Aim >> Could you copy every line from the material below in which "content" appears?
>> Begin Listed entries
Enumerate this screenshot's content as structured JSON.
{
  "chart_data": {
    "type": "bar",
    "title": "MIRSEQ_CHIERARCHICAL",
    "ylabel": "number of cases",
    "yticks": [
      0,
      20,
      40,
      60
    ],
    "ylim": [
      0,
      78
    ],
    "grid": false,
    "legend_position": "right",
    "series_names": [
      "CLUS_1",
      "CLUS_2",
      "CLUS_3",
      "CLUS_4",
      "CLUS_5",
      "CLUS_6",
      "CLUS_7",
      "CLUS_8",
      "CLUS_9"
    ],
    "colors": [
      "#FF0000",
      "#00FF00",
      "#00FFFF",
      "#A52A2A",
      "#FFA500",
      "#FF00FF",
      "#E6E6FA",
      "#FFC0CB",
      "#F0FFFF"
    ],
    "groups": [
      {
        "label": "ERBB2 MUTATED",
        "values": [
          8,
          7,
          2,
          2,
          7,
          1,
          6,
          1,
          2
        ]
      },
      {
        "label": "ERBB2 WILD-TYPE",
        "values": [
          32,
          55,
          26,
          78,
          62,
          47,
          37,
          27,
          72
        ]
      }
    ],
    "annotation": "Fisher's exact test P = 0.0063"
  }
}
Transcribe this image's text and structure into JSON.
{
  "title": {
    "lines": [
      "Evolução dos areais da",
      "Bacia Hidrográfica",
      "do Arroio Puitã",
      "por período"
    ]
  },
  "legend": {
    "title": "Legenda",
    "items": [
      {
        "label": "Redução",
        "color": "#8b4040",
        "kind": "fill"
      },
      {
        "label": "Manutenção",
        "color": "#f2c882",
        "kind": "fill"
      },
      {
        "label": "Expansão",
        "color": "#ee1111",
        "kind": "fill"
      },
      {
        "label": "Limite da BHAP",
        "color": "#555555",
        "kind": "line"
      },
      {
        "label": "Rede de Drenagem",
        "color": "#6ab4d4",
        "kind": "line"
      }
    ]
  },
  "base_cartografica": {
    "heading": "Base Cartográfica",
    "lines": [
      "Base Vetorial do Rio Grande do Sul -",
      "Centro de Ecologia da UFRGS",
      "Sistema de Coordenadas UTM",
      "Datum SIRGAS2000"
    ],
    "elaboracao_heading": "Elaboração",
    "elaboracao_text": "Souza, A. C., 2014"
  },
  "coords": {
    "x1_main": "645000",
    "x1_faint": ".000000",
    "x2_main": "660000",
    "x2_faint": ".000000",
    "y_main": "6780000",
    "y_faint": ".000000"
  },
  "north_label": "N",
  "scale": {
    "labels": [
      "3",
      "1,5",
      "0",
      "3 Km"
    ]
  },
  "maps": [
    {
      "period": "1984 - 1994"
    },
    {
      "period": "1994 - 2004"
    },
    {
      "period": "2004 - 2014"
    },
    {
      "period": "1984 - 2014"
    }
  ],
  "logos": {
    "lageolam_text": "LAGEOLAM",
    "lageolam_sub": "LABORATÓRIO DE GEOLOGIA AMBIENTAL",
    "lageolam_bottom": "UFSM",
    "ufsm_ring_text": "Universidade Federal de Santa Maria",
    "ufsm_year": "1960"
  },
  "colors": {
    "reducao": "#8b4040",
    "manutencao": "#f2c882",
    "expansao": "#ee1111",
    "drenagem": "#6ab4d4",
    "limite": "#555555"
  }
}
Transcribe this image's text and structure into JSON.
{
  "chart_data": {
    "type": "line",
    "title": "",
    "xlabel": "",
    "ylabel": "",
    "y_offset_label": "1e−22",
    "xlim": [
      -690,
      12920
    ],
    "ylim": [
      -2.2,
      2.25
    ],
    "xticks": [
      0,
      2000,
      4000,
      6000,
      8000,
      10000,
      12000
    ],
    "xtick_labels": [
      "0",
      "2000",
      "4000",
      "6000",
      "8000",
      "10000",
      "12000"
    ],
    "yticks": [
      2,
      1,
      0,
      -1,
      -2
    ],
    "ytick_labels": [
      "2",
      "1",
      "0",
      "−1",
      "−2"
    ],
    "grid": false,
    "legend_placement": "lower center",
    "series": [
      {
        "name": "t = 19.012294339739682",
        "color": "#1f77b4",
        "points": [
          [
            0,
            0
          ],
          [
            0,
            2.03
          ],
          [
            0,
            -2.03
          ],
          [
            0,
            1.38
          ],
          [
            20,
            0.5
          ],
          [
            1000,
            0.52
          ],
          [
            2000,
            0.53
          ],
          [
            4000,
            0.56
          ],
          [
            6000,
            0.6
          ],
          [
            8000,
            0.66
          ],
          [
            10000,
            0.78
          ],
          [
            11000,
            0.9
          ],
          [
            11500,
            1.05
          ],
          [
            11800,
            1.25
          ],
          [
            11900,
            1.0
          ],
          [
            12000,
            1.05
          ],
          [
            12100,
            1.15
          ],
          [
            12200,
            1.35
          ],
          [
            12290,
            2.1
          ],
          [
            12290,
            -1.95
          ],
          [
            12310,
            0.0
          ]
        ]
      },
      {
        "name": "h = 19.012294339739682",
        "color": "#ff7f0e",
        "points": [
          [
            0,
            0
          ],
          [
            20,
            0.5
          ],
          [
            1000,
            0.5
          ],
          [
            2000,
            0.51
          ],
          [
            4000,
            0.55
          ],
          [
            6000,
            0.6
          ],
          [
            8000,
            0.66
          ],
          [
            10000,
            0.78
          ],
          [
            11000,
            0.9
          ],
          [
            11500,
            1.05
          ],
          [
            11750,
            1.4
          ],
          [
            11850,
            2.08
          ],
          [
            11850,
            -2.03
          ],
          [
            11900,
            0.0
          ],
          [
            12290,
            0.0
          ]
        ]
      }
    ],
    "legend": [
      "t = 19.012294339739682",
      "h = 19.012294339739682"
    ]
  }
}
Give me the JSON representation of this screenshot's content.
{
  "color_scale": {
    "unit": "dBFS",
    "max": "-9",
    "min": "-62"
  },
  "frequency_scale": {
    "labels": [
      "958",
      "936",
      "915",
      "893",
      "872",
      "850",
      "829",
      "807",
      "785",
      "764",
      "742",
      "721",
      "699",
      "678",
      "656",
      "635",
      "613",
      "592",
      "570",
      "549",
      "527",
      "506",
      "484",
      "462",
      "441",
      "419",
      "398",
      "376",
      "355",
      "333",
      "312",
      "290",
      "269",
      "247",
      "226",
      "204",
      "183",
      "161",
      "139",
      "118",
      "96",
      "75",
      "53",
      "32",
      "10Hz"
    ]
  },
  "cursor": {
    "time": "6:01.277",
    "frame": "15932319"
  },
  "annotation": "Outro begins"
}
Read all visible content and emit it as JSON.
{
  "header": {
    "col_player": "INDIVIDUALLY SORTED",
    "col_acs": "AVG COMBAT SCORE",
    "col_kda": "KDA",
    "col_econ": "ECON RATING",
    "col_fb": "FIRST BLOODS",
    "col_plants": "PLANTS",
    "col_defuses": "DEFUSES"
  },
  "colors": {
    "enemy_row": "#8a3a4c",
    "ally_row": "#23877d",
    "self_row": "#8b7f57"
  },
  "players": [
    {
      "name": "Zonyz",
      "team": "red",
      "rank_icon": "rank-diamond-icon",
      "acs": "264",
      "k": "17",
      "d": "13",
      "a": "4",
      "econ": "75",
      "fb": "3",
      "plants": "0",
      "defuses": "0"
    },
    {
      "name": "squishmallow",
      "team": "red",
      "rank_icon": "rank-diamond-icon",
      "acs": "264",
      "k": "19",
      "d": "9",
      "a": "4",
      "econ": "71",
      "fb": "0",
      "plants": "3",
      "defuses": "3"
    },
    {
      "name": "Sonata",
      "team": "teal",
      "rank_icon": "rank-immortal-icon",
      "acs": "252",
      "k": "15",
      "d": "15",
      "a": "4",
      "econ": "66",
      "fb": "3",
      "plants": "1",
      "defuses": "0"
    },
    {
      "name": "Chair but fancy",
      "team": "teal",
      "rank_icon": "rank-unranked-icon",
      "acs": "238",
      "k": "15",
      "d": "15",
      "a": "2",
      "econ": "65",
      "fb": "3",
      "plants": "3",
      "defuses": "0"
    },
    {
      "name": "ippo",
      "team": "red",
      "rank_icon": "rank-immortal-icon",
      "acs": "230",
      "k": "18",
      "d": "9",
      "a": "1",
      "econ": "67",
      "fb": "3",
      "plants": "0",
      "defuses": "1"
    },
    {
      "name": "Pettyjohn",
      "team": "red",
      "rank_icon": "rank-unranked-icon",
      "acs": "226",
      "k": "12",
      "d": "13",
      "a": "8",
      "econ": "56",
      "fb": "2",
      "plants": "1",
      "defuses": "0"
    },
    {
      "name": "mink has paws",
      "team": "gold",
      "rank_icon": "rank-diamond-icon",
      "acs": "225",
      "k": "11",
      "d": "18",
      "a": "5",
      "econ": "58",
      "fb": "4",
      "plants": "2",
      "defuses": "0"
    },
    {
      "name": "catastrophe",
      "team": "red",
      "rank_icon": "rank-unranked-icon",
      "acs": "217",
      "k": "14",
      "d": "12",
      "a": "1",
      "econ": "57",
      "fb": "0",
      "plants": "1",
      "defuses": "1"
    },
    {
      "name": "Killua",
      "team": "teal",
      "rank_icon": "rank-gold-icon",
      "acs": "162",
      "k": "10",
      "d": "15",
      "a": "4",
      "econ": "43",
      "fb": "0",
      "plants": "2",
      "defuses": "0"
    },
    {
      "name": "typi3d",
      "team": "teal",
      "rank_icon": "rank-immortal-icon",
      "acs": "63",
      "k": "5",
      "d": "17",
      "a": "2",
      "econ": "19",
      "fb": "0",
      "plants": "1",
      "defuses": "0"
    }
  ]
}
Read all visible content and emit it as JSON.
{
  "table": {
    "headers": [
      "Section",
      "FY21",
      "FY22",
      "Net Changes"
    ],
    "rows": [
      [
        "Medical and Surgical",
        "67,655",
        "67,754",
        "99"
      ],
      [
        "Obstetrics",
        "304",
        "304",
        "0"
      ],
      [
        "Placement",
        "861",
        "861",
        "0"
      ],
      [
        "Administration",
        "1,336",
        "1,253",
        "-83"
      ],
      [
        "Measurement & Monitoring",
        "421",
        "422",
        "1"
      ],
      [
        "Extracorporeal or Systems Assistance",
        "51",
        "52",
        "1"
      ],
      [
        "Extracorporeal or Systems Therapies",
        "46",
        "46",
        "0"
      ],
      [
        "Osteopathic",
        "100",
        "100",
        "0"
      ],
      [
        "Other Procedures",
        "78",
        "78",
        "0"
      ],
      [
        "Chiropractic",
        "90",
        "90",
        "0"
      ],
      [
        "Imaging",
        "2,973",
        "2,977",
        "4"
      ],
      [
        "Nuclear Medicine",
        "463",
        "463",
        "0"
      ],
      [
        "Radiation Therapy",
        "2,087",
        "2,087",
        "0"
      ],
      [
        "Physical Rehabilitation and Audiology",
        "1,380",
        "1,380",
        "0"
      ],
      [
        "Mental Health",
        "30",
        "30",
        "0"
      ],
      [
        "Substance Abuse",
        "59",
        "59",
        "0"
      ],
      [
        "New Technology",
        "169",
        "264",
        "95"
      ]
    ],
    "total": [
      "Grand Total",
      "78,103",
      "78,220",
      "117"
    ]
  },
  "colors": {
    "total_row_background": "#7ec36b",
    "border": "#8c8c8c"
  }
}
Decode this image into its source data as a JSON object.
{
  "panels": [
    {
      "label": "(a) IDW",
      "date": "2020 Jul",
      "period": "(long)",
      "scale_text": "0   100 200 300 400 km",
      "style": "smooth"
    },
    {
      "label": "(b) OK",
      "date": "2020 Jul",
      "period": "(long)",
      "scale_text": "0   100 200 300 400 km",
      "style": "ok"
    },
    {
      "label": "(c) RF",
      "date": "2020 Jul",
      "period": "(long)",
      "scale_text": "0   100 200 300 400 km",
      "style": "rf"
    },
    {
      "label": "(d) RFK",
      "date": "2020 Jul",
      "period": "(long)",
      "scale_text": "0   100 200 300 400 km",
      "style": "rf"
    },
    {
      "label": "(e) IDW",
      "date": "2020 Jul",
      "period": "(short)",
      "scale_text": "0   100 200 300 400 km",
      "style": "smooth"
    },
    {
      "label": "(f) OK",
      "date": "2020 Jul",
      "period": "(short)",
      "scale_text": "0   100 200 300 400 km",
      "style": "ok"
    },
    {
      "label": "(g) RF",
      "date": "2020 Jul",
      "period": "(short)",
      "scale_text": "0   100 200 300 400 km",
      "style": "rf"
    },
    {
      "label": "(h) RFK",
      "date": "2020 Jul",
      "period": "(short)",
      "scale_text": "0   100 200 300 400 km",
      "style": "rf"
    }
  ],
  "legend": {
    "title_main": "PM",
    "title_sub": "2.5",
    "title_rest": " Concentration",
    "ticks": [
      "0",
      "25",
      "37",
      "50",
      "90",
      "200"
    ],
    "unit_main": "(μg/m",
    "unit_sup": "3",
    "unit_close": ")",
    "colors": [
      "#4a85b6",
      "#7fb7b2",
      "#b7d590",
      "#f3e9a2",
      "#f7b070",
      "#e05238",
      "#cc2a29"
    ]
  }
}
>> End Listed entries
Solution to this problem >>
Enumerate this screenshot's content as structured JSON.
Give me the JSON representation of this screenshot's content.
Read all visible content and emit it as JSON.
Read all visible content and emit it as JSON.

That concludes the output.